** Start Data for this task **
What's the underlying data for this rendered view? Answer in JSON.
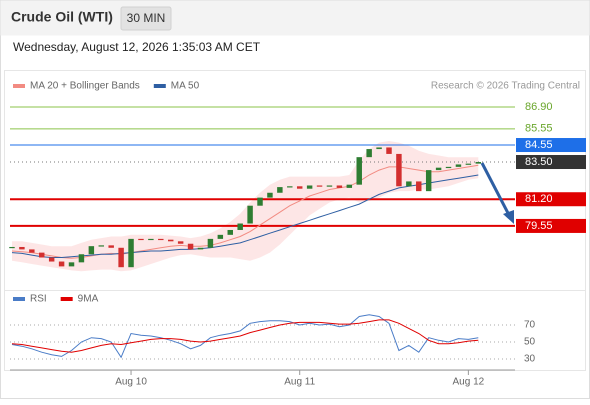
{
  "header": {
    "title": "Crude Oil (WTI)",
    "interval": "30 MIN",
    "timestamp": "Wednesday, August 12, 2026 1:35:03 AM CET",
    "credit": "Research © 2026 Trading Central"
  },
  "chart_data": [
    {
      "type": "candlestick",
      "xlim": [
        -0.2,
        50.7
      ],
      "ylim": [
        75.9,
        87.95
      ],
      "up_color": "#2e7d32",
      "down_color": "#d32f2f",
      "close": [
        78.25,
        78.1,
        77.9,
        77.6,
        77.35,
        77.05,
        77.3,
        77.8,
        78.3,
        78.35,
        78.2,
        77.0,
        78.75,
        78.7,
        78.75,
        78.7,
        78.6,
        78.45,
        78.1,
        78.2,
        78.75,
        79.0,
        79.3,
        79.7,
        80.8,
        81.3,
        81.6,
        81.95,
        82.0,
        81.85,
        82.05,
        82.0,
        82.05,
        81.9,
        82.1,
        83.8,
        84.3,
        84.4,
        84.0,
        82.0,
        82.3,
        81.7,
        83.0,
        83.15,
        83.2,
        83.35,
        83.4,
        83.5
      ],
      "series": [
        {
          "name": "MA 20 + Bollinger Bands",
          "color": "#f28b82",
          "band_color": "#fde0e0",
          "values": [
            78.0,
            77.95,
            77.9,
            77.8,
            77.7,
            77.6,
            77.55,
            77.6,
            77.7,
            77.8,
            77.85,
            77.8,
            77.9,
            78.0,
            78.1,
            78.2,
            78.3,
            78.35,
            78.3,
            78.3,
            78.35,
            78.5,
            78.7,
            78.9,
            79.2,
            79.6,
            80.0,
            80.4,
            80.8,
            81.1,
            81.4,
            81.6,
            81.8,
            81.9,
            82.0,
            82.3,
            82.7,
            83.0,
            83.2,
            83.2,
            83.1,
            83.0,
            82.9,
            82.9,
            83.0,
            83.1,
            83.2,
            83.3
          ],
          "upper": [
            78.6,
            78.6,
            78.5,
            78.4,
            78.3,
            78.3,
            78.3,
            78.5,
            78.7,
            78.8,
            78.9,
            78.9,
            79.0,
            79.0,
            79.0,
            79.0,
            78.95,
            78.9,
            78.8,
            78.9,
            79.1,
            79.4,
            79.8,
            80.3,
            81.0,
            81.6,
            82.1,
            82.4,
            82.6,
            82.6,
            82.6,
            82.6,
            82.6,
            82.6,
            82.7,
            83.6,
            84.3,
            84.7,
            84.8,
            84.7,
            84.5,
            84.2,
            84.0,
            83.9,
            83.8,
            83.8,
            83.8,
            83.8
          ],
          "lower": [
            77.4,
            77.3,
            77.2,
            77.1,
            77.0,
            76.9,
            76.8,
            76.75,
            76.8,
            76.85,
            76.85,
            76.75,
            76.8,
            77.0,
            77.2,
            77.4,
            77.6,
            77.75,
            77.8,
            77.7,
            77.6,
            77.6,
            77.6,
            77.5,
            77.4,
            77.6,
            77.9,
            78.4,
            79.0,
            79.6,
            80.2,
            80.6,
            81.0,
            81.2,
            81.3,
            81.0,
            81.1,
            81.3,
            81.6,
            81.7,
            81.7,
            81.8,
            81.8,
            81.9,
            82.0,
            82.2,
            82.4,
            82.5
          ]
        },
        {
          "name": "MA 50",
          "color": "#2e5fa3",
          "values": [
            77.9,
            77.85,
            77.75,
            77.65,
            77.6,
            77.6,
            77.65,
            77.7,
            77.75,
            77.8,
            77.8,
            77.85,
            77.9,
            77.95,
            78.0,
            78.0,
            78.05,
            78.1,
            78.1,
            78.15,
            78.2,
            78.3,
            78.4,
            78.5,
            78.7,
            78.9,
            79.1,
            79.3,
            79.5,
            79.7,
            79.9,
            80.1,
            80.3,
            80.5,
            80.7,
            80.9,
            81.2,
            81.5,
            81.7,
            81.9,
            82.0,
            82.1,
            82.2,
            82.3,
            82.4,
            82.5,
            82.6,
            82.7
          ]
        }
      ],
      "levels": [
        {
          "value": 86.9,
          "label": "86.90",
          "color": "#8bc34a",
          "filled": false
        },
        {
          "value": 85.55,
          "label": "85.55",
          "color": "#8bc34a",
          "filled": false
        },
        {
          "value": 84.55,
          "label": "84.55",
          "color": "#1e6fe8",
          "filled": true
        },
        {
          "value": 83.5,
          "label": "83.50",
          "color": "#333333",
          "filled": true,
          "dotted": true
        },
        {
          "value": 81.2,
          "label": "81.20",
          "color": "#e00000",
          "filled": true
        },
        {
          "value": 79.55,
          "label": "79.55",
          "color": "#e00000",
          "filled": true
        }
      ]
    },
    {
      "type": "line",
      "xlim": [
        -0.2,
        50.7
      ],
      "ylim": [
        17,
        87.6
      ],
      "yticks": [
        70,
        50,
        30
      ],
      "xticks": [
        {
          "value": 12,
          "label": "Aug 10"
        },
        {
          "value": 29,
          "label": "Aug 11"
        },
        {
          "value": 46,
          "label": "Aug 12"
        }
      ],
      "series": [
        {
          "name": "RSI",
          "color": "#4a7cc7",
          "values": [
            47,
            45,
            42,
            38,
            35,
            33,
            40,
            50,
            55,
            54,
            50,
            32,
            60,
            58,
            57,
            55,
            52,
            48,
            42,
            46,
            55,
            58,
            60,
            63,
            72,
            74,
            75,
            75,
            74,
            70,
            72,
            70,
            71,
            68,
            70,
            80,
            82,
            80,
            72,
            40,
            46,
            38,
            55,
            52,
            50,
            54,
            53,
            55
          ]
        },
        {
          "name": "9MA",
          "color": "#e00000",
          "values": [
            48,
            47,
            45,
            43,
            41,
            39,
            38,
            40,
            43,
            46,
            48,
            47,
            49,
            51,
            53,
            54,
            54,
            53,
            51,
            50,
            51,
            53,
            55,
            57,
            61,
            64,
            67,
            70,
            72,
            73,
            73,
            73,
            72,
            71,
            71,
            72,
            74,
            76,
            76,
            72,
            66,
            60,
            52,
            48,
            48,
            49,
            51,
            52
          ]
        }
      ]
    }
  ]
}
** End Data for this task **
### To be done:
Gather each line of the listing that holds the string "name".

### Result of the exercise:
          "name": "MA 20 + Bollinger Bands",
          "name": "MA 50",
          "name": "RSI",
          "name": "9MA",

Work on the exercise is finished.